**DO THIS**
Examine the entries and show every line in which the word "University" is found.

**Dataset items**
********
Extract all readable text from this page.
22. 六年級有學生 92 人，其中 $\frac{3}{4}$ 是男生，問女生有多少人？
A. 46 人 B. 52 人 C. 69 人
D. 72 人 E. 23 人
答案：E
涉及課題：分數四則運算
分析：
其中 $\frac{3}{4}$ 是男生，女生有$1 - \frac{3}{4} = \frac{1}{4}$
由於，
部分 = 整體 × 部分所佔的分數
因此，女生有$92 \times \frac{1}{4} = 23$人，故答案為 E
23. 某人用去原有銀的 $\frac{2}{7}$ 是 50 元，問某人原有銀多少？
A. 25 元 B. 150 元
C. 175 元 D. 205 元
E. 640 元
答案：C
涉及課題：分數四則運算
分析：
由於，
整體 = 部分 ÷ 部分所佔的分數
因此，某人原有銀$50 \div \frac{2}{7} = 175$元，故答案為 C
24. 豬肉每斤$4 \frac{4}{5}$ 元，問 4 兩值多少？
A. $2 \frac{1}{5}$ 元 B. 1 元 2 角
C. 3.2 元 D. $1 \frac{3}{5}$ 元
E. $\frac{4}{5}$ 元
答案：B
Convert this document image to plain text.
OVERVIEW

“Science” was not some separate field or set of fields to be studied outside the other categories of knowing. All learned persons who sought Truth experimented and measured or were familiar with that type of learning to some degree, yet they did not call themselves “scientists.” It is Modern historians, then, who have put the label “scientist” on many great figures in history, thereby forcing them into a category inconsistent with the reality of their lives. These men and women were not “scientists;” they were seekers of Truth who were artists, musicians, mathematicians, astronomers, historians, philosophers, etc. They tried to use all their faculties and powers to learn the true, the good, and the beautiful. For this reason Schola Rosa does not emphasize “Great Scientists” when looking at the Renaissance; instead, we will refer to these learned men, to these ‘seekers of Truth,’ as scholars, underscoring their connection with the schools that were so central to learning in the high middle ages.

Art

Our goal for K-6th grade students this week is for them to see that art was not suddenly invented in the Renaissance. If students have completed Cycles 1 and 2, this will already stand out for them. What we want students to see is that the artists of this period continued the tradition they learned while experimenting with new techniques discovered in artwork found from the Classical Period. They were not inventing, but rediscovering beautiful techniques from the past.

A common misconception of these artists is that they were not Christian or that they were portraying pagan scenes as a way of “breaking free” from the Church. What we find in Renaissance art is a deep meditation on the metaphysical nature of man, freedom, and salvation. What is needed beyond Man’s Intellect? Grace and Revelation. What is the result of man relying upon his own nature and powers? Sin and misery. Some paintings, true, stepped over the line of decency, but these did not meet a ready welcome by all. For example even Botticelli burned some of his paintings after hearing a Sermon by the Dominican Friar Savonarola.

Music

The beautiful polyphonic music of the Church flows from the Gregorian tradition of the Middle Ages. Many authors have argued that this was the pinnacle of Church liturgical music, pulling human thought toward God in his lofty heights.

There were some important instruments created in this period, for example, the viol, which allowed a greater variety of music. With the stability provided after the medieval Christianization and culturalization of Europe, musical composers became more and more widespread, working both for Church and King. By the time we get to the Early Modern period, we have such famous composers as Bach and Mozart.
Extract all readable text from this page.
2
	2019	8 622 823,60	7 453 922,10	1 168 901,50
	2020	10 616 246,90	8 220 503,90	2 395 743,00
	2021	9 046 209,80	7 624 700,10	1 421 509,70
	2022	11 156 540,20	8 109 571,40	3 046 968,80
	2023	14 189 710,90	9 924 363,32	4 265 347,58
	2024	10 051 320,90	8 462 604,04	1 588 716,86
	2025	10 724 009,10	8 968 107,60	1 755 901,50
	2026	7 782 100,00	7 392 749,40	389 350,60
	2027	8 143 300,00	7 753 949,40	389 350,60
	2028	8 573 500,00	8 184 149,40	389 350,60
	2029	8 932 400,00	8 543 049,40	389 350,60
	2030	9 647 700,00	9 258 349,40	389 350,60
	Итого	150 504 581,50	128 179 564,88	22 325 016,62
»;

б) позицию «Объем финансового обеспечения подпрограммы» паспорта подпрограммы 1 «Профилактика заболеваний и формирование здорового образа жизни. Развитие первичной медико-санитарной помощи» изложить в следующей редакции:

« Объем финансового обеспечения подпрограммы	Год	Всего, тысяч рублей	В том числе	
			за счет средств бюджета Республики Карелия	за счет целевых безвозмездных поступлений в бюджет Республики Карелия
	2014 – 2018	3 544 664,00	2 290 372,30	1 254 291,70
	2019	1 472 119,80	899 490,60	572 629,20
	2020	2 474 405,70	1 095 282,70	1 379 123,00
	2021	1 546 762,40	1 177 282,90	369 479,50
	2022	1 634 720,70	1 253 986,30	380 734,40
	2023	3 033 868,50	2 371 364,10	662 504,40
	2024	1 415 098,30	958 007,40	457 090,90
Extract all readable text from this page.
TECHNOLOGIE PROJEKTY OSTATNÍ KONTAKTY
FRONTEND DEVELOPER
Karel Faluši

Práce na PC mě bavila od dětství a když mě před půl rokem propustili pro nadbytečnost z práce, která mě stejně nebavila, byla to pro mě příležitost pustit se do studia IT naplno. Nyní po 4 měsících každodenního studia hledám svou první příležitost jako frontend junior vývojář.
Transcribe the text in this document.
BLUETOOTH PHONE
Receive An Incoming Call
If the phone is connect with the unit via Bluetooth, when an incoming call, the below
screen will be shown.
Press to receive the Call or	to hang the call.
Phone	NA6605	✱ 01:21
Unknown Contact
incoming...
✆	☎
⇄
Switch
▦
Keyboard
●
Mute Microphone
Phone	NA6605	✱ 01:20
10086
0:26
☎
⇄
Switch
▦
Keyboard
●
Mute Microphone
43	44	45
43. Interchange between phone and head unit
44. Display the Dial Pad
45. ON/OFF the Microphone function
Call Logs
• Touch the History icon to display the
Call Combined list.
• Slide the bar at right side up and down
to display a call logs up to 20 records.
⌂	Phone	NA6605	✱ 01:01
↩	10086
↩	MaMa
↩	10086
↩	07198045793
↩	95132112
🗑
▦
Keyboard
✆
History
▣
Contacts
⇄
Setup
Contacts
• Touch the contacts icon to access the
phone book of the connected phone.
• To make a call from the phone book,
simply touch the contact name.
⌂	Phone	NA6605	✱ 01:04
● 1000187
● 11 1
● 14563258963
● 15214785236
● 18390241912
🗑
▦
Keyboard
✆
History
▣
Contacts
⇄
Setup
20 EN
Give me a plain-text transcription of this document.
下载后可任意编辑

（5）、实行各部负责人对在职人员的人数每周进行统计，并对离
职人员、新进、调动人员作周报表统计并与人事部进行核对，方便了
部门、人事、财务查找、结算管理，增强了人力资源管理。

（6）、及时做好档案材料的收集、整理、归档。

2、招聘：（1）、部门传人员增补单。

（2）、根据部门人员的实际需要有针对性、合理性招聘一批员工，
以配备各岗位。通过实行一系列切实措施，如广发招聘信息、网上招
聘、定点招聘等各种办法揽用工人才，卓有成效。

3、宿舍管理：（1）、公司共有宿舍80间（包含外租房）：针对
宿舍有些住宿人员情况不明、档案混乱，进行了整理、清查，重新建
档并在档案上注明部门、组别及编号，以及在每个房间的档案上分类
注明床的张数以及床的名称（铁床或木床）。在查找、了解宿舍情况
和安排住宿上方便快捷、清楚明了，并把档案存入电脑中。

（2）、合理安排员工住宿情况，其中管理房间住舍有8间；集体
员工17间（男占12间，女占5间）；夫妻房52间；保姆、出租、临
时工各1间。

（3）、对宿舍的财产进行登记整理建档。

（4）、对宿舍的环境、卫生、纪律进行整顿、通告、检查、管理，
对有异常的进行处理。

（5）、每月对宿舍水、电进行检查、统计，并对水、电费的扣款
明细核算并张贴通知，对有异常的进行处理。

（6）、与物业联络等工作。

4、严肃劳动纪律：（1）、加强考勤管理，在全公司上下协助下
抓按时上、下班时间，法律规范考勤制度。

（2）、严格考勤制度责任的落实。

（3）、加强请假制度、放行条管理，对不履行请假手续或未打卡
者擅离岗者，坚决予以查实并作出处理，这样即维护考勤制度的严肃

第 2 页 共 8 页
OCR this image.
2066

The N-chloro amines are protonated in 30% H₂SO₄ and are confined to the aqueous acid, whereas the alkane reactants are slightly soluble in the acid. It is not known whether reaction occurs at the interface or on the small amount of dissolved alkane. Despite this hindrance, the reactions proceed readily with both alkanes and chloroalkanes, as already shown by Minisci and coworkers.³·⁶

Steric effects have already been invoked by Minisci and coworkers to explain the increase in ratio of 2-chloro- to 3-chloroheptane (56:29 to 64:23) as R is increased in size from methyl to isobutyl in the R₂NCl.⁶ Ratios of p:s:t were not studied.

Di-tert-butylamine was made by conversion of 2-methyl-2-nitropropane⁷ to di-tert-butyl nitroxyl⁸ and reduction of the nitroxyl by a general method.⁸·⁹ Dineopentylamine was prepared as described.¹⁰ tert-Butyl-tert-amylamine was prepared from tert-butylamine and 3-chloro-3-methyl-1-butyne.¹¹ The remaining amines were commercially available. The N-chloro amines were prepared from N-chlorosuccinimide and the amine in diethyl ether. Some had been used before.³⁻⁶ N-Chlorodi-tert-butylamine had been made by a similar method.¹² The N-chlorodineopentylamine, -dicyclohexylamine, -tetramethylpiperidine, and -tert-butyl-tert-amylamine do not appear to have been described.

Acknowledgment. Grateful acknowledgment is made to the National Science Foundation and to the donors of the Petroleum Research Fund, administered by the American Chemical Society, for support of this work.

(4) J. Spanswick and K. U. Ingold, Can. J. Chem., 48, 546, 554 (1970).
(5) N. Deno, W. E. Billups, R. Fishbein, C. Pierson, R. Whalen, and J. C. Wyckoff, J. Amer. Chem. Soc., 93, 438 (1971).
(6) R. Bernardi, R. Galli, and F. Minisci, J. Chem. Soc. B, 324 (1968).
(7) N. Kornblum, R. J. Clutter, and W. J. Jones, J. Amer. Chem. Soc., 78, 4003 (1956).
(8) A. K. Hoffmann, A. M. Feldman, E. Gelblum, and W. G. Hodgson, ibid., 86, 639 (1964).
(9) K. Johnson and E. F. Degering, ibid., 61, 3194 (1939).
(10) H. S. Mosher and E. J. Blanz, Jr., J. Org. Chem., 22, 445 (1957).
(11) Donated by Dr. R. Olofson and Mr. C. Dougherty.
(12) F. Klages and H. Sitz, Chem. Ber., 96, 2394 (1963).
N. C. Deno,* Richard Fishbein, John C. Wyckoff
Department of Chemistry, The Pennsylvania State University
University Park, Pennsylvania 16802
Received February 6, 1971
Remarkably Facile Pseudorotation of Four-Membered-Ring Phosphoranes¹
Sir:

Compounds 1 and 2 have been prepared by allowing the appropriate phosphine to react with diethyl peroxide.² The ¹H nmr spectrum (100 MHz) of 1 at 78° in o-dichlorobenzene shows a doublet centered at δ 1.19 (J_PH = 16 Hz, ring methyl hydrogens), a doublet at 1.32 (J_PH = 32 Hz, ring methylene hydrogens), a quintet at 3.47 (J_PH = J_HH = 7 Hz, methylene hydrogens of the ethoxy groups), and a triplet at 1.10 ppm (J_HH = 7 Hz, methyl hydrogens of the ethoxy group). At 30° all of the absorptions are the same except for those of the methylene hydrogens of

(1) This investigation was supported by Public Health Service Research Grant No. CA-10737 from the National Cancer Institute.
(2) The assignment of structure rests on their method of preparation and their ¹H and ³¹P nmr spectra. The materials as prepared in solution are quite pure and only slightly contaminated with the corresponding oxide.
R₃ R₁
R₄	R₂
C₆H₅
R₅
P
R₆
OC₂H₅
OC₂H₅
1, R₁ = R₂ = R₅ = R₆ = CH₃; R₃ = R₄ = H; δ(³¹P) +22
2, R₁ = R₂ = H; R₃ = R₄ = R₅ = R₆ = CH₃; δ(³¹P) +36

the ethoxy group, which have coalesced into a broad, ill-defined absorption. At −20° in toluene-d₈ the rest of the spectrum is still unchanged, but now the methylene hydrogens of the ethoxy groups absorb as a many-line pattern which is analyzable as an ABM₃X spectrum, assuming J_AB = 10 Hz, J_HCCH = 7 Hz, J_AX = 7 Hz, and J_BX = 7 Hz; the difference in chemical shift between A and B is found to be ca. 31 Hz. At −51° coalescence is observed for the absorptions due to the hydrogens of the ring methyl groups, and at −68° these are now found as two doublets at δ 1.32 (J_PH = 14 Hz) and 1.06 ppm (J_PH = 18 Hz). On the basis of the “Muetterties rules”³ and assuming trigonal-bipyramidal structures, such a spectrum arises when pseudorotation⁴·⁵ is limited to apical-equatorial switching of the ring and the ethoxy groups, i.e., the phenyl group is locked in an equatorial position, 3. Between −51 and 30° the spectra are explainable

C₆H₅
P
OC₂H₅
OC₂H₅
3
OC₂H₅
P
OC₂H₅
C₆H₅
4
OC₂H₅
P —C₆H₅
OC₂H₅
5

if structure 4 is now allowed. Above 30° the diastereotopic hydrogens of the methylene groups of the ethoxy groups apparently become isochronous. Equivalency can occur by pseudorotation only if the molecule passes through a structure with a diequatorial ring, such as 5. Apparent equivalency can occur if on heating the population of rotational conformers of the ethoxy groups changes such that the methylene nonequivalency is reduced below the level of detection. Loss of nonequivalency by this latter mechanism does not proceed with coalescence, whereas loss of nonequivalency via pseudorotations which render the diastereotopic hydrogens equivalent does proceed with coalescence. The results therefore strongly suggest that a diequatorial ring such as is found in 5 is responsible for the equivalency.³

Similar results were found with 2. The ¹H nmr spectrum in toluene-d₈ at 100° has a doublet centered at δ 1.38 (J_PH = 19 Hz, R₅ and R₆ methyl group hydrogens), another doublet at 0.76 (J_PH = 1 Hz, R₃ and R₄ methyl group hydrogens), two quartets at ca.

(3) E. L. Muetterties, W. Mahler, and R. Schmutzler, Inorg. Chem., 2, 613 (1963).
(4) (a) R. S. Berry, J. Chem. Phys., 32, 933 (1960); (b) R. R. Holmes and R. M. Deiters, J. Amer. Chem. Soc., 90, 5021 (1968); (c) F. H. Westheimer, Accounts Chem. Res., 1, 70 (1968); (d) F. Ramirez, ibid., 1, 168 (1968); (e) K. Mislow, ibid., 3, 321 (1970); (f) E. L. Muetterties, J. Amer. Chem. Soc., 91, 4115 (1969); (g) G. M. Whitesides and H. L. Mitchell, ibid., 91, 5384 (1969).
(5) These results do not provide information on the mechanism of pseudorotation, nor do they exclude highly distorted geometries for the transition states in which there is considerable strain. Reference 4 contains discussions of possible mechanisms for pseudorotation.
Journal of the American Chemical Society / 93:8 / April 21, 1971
********
**PROBLEM SOLUTION**
Department of Chemistry, The Pennsylvania State University
University Park, Pennsylvania 16802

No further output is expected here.